▸ **Stated goal**
Read the records below and copy each line that contains "text".

▸ **Given records**

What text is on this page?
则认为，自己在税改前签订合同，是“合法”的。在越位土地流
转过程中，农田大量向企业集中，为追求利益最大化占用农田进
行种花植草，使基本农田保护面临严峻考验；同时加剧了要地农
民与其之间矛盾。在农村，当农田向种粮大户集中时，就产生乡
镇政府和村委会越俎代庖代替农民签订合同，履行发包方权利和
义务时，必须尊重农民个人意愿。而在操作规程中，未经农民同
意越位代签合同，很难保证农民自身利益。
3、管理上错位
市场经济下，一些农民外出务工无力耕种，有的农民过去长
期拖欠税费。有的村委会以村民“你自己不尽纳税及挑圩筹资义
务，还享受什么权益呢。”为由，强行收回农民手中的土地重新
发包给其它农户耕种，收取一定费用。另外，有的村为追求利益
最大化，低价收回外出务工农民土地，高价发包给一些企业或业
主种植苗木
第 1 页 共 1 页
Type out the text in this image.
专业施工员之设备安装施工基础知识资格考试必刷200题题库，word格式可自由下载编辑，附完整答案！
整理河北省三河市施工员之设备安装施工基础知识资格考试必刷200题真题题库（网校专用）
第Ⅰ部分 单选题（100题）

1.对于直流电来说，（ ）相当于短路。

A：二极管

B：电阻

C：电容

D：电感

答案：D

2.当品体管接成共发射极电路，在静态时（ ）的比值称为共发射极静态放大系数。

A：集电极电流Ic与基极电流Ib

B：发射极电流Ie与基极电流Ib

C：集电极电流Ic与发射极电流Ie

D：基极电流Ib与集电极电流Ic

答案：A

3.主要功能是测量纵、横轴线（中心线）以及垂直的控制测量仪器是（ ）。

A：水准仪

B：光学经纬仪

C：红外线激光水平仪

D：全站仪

▸ **Exercise answer**
What text is on this page?
Type out the text in this image.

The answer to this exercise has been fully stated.